::: Rows :::
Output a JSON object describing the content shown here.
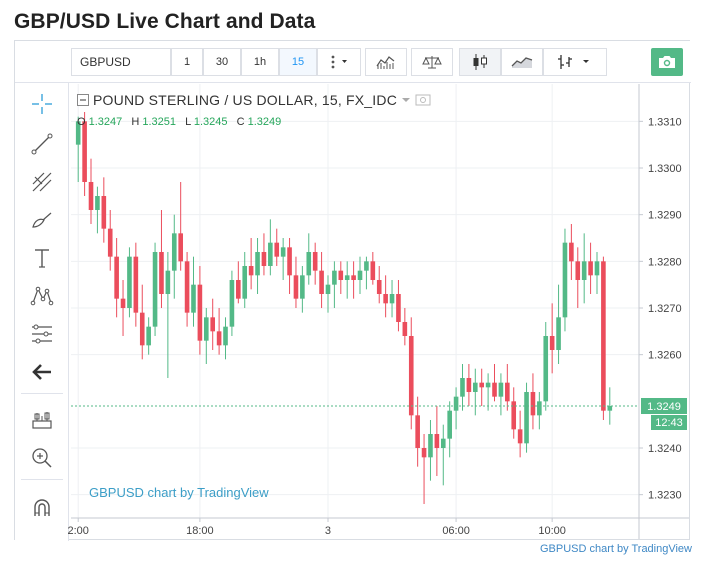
{
  "page_title": "GBP/USD Live Chart and Data",
  "toolbar": {
    "symbol": "GBPUSD",
    "intervals": [
      "1",
      "30",
      "1h",
      "15"
    ],
    "active_interval": "15"
  },
  "legend": {
    "title": "POUND STERLING / US DOLLAR, 15, FX_IDC",
    "open_label": "O",
    "open": "1.3247",
    "high_label": "H",
    "high": "1.3251",
    "low_label": "L",
    "low": "1.3245",
    "close_label": "C",
    "close": "1.3249"
  },
  "price_axis": {
    "ticks": [
      "1.3310",
      "1.3300",
      "1.3290",
      "1.3280",
      "1.3270",
      "1.3260",
      "1.3240",
      "1.3230"
    ],
    "current_price": "1.3249",
    "countdown": "12:43"
  },
  "time_axis": {
    "ticks": [
      "2:00",
      "18:00",
      "3",
      "06:00",
      "10:00"
    ]
  },
  "watermark": "GBPUSD chart by TradingView",
  "footer_link": "GBPUSD chart by TradingView",
  "colors": {
    "up": "#53b987",
    "down": "#eb4d5c",
    "accent": "#2196f3",
    "price_label": "#53b987"
  },
  "chart_data": {
    "type": "candlestick",
    "title": "POUND STERLING / US DOLLAR, 15, FX_IDC",
    "ylim": [
      1.3225,
      1.3318
    ],
    "x_ticks": [
      "2:00",
      "18:00",
      "3",
      "06:00",
      "10:00"
    ],
    "current_price": 1.3249,
    "candles": [
      [
        1.3305,
        1.3311,
        1.3297,
        1.331
      ],
      [
        1.331,
        1.3312,
        1.3294,
        1.3297
      ],
      [
        1.3297,
        1.3302,
        1.3288,
        1.3291
      ],
      [
        1.3291,
        1.3296,
        1.3286,
        1.3294
      ],
      [
        1.3294,
        1.3298,
        1.3284,
        1.3287
      ],
      [
        1.3287,
        1.3291,
        1.3278,
        1.3281
      ],
      [
        1.3281,
        1.3285,
        1.3268,
        1.3272
      ],
      [
        1.3272,
        1.3276,
        1.3264,
        1.327
      ],
      [
        1.327,
        1.3283,
        1.3268,
        1.3281
      ],
      [
        1.3281,
        1.3284,
        1.3266,
        1.3269
      ],
      [
        1.3269,
        1.3275,
        1.3259,
        1.3262
      ],
      [
        1.3262,
        1.3268,
        1.326,
        1.3266
      ],
      [
        1.3266,
        1.3284,
        1.3264,
        1.3282
      ],
      [
        1.3282,
        1.3291,
        1.327,
        1.3273
      ],
      [
        1.3273,
        1.3282,
        1.3255,
        1.3278
      ],
      [
        1.3278,
        1.329,
        1.3272,
        1.3286
      ],
      [
        1.3286,
        1.3297,
        1.3278,
        1.328
      ],
      [
        1.328,
        1.3282,
        1.3266,
        1.3269
      ],
      [
        1.3269,
        1.3281,
        1.3266,
        1.3275
      ],
      [
        1.3275,
        1.3279,
        1.326,
        1.3263
      ],
      [
        1.3263,
        1.327,
        1.3258,
        1.3268
      ],
      [
        1.3268,
        1.3272,
        1.3261,
        1.3265
      ],
      [
        1.3265,
        1.327,
        1.326,
        1.3262
      ],
      [
        1.3262,
        1.3268,
        1.3259,
        1.3266
      ],
      [
        1.3266,
        1.3278,
        1.3264,
        1.3276
      ],
      [
        1.3276,
        1.328,
        1.3271,
        1.3272
      ],
      [
        1.3272,
        1.3282,
        1.327,
        1.3279
      ],
      [
        1.3279,
        1.3285,
        1.3274,
        1.3277
      ],
      [
        1.3277,
        1.3285,
        1.3273,
        1.3282
      ],
      [
        1.3282,
        1.3286,
        1.3277,
        1.3279
      ],
      [
        1.3279,
        1.3289,
        1.3277,
        1.3284
      ],
      [
        1.3284,
        1.3287,
        1.3279,
        1.3281
      ],
      [
        1.3281,
        1.3285,
        1.3276,
        1.3283
      ],
      [
        1.3283,
        1.3285,
        1.3273,
        1.3277
      ],
      [
        1.3277,
        1.3281,
        1.327,
        1.3272
      ],
      [
        1.3272,
        1.3279,
        1.3269,
        1.3277
      ],
      [
        1.3277,
        1.3286,
        1.3275,
        1.3282
      ],
      [
        1.3282,
        1.3284,
        1.3275,
        1.3278
      ],
      [
        1.3278,
        1.3282,
        1.327,
        1.3273
      ],
      [
        1.3273,
        1.3277,
        1.3269,
        1.3275
      ],
      [
        1.3275,
        1.328,
        1.327,
        1.3278
      ],
      [
        1.3278,
        1.328,
        1.3273,
        1.3276
      ],
      [
        1.3276,
        1.328,
        1.3272,
        1.3277
      ],
      [
        1.3277,
        1.328,
        1.3272,
        1.3276
      ],
      [
        1.3276,
        1.3281,
        1.3273,
        1.3278
      ],
      [
        1.3278,
        1.3281,
        1.3274,
        1.328
      ],
      [
        1.328,
        1.3282,
        1.3275,
        1.3276
      ],
      [
        1.3276,
        1.3279,
        1.3271,
        1.3273
      ],
      [
        1.3273,
        1.3277,
        1.3268,
        1.3271
      ],
      [
        1.3271,
        1.3276,
        1.3268,
        1.3273
      ],
      [
        1.3273,
        1.3276,
        1.3265,
        1.3267
      ],
      [
        1.3267,
        1.327,
        1.3262,
        1.3264
      ],
      [
        1.3264,
        1.3268,
        1.3244,
        1.3247
      ],
      [
        1.3247,
        1.3251,
        1.3236,
        1.324
      ],
      [
        1.324,
        1.3243,
        1.3228,
        1.3238
      ],
      [
        1.3238,
        1.3246,
        1.3233,
        1.3243
      ],
      [
        1.3243,
        1.3249,
        1.3234,
        1.324
      ],
      [
        1.324,
        1.3245,
        1.3232,
        1.3242
      ],
      [
        1.3242,
        1.325,
        1.3238,
        1.3248
      ],
      [
        1.3248,
        1.3253,
        1.3244,
        1.3251
      ],
      [
        1.3251,
        1.3258,
        1.3248,
        1.3255
      ],
      [
        1.3255,
        1.3258,
        1.3249,
        1.3252
      ],
      [
        1.3252,
        1.3257,
        1.3247,
        1.3254
      ],
      [
        1.3254,
        1.3257,
        1.3249,
        1.3253
      ],
      [
        1.3253,
        1.3256,
        1.3248,
        1.3254
      ],
      [
        1.3254,
        1.3258,
        1.325,
        1.3251
      ],
      [
        1.3251,
        1.3256,
        1.3247,
        1.3254
      ],
      [
        1.3254,
        1.3258,
        1.3248,
        1.325
      ],
      [
        1.325,
        1.3253,
        1.3242,
        1.3244
      ],
      [
        1.3244,
        1.3248,
        1.3238,
        1.3241
      ],
      [
        1.3241,
        1.3254,
        1.3239,
        1.3252
      ],
      [
        1.3252,
        1.3256,
        1.3244,
        1.3247
      ],
      [
        1.3247,
        1.3252,
        1.3244,
        1.325
      ],
      [
        1.325,
        1.3267,
        1.3248,
        1.3264
      ],
      [
        1.3264,
        1.3271,
        1.3256,
        1.3261
      ],
      [
        1.3261,
        1.3275,
        1.3258,
        1.3268
      ],
      [
        1.3268,
        1.3287,
        1.3265,
        1.3284
      ],
      [
        1.3284,
        1.3288,
        1.3276,
        1.328
      ],
      [
        1.328,
        1.3283,
        1.327,
        1.3276
      ],
      [
        1.3276,
        1.3286,
        1.3271,
        1.328
      ],
      [
        1.328,
        1.3284,
        1.3273,
        1.3277
      ],
      [
        1.3277,
        1.3282,
        1.3273,
        1.328
      ],
      [
        1.328,
        1.3281,
        1.3246,
        1.3248
      ],
      [
        1.3248,
        1.3253,
        1.3245,
        1.3249
      ]
    ]
  }
}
:::
▶ **Problem**:
Pick out each line containing "TradingView" and report it.

▶ **The reply**:
  "watermark": "GBPUSD chart by TradingView",
  "footer_link": "GBPUSD chart by TradingView",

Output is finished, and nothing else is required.